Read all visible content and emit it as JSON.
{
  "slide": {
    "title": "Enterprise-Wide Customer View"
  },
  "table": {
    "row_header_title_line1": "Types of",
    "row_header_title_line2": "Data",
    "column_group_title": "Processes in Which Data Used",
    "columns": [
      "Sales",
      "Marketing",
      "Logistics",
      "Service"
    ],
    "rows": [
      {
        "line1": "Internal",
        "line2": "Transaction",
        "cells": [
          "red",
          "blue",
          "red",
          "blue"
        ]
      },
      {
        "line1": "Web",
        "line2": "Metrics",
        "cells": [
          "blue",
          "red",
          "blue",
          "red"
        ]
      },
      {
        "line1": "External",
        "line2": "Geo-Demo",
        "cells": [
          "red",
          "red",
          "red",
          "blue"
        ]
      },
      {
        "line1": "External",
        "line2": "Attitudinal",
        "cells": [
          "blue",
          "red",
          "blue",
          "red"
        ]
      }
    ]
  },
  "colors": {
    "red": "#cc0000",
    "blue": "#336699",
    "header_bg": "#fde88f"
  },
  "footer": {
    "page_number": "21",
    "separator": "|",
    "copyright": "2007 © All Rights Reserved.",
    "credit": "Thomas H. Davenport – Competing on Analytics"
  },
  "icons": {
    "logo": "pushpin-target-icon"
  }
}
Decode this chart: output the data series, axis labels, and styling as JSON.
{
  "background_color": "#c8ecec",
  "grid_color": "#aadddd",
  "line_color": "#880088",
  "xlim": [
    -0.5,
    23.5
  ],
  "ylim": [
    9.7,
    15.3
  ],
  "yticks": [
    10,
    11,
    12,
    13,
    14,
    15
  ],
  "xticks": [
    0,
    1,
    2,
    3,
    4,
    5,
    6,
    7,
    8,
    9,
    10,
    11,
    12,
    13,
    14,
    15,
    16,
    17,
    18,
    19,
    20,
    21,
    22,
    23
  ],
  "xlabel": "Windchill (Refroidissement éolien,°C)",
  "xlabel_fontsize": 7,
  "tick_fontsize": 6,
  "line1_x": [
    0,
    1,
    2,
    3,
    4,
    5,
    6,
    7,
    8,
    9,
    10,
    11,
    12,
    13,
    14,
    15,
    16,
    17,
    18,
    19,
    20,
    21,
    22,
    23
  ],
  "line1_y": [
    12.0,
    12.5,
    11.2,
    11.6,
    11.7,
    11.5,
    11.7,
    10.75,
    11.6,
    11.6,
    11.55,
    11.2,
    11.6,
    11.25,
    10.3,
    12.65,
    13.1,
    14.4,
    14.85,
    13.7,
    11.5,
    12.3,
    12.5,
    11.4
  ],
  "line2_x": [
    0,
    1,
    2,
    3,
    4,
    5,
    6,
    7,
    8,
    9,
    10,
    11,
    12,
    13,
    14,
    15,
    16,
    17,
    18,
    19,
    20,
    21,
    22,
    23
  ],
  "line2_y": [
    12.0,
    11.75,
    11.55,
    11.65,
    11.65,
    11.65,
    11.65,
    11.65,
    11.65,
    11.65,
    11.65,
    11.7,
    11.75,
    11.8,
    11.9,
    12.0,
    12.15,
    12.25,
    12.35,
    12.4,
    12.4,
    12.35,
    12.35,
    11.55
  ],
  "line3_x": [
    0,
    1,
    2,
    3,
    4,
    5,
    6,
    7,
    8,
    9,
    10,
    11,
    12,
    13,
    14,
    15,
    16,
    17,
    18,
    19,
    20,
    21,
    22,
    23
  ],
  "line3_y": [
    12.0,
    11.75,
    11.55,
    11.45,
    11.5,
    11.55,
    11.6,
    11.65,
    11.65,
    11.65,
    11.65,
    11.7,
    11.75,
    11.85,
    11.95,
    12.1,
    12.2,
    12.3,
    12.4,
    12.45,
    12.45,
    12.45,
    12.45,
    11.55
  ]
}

__INSTRUCTIONS TO FOLLOW__:
Set down the listing in full, keeping every word exactly as it is.

__FULL OUTPUT__:
Read all visible content and emit it as JSON.
{
  "slide": {
    "title": "Enterprise-Wide Customer View"
  },
  "table": {
    "row_header_title_line1": "Types of",
    "row_header_title_line2": "Data",
    "column_group_title": "Processes in Which Data Used",
    "columns": [
      "Sales",
      "Marketing",
      "Logistics",
      "Service"
    ],
    "rows": [
      {
        "line1": "Internal",
        "line2": "Transaction",
        "cells": [
          "red",
          "blue",
          "red",
          "blue"
        ]
      },
      {
        "line1": "Web",
        "line2": "Metrics",
        "cells": [
          "blue",
          "red",
          "blue",
          "red"
        ]
      },
      {
        "line1": "External",
        "line2": "Geo-Demo",
        "cells": [
          "red",
          "red",
          "red",
          "blue"
        ]
      },
      {
        "line1": "External",
        "line2": "Attitudinal",
        "cells": [
          "blue",
          "red",
          "blue",
          "red"
        ]
      }
    ]
  },
  "colors": {
    "red": "#cc0000",
    "blue": "#336699",
    "header_bg": "#fde88f"
  },
  "footer": {
    "page_number": "21",
    "separator": "|",
    "copyright": "2007 © All Rights Reserved.",
    "credit": "Thomas H. Davenport – Competing on Analytics"
  },
  "icons": {
    "logo": "pushpin-target-icon"
  }
}
Decode this chart: output the data series, axis labels, and styling as JSON.
{
  "background_color": "#c8ecec",
  "grid_color": "#aadddd",
  "line_color": "#880088",
  "xlim": [
    -0.5,
    23.5
  ],
  "ylim": [
    9.7,
    15.3
  ],
  "yticks": [
    10,
    11,
    12,
    13,
    14,
    15
  ],
  "xticks": [
    0,
    1,
    2,
    3,
    4,
    5,
    6,
    7,
    8,
    9,
    10,
    11,
    12,
    13,
    14,
    15,
    16,
    17,
    18,
    19,
    20,
    21,
    22,
    23
  ],
  "xlabel": "Windchill (Refroidissement éolien,°C)",
  "xlabel_fontsize": 7,
  "tick_fontsize": 6,
  "line1_x": [
    0,
    1,
    2,
    3,
    4,
    5,
    6,
    7,
    8,
    9,
    10,
    11,
    12,
    13,
    14,
    15,
    16,
    17,
    18,
    19,
    20,
    21,
    22,
    23
  ],
  "line1_y": [
    12.0,
    12.5,
    11.2,
    11.6,
    11.7,
    11.5,
    11.7,
    10.75,
    11.6,
    11.6,
    11.55,
    11.2,
    11.6,
    11.25,
    10.3,
    12.65,
    13.1,
    14.4,
    14.85,
    13.7,
    11.5,
    12.3,
    12.5,
    11.4
  ],
  "line2_x": [
    0,
    1,
    2,
    3,
    4,
    5,
    6,
    7,
    8,
    9,
    10,
    11,
    12,
    13,
    14,
    15,
    16,
    17,
    18,
    19,
    20,
    21,
    22,
    23
  ],
  "line2_y": [
    12.0,
    11.75,
    11.55,
    11.65,
    11.65,
    11.65,
    11.65,
    11.65,
    11.65,
    11.65,
    11.65,
    11.7,
    11.75,
    11.8,
    11.9,
    12.0,
    12.15,
    12.25,
    12.35,
    12.4,
    12.4,
    12.35,
    12.35,
    11.55
  ],
  "line3_x": [
    0,
    1,
    2,
    3,
    4,
    5,
    6,
    7,
    8,
    9,
    10,
    11,
    12,
    13,
    14,
    15,
    16,
    17,
    18,
    19,
    20,
    21,
    22,
    23
  ],
  "line3_y": [
    12.0,
    11.75,
    11.55,
    11.45,
    11.5,
    11.55,
    11.6,
    11.65,
    11.65,
    11.65,
    11.65,
    11.7,
    11.75,
    11.85,
    11.95,
    12.1,
    12.2,
    12.3,
    12.4,
    12.45,
    12.45,
    12.45,
    12.45,
    11.55
  ]
}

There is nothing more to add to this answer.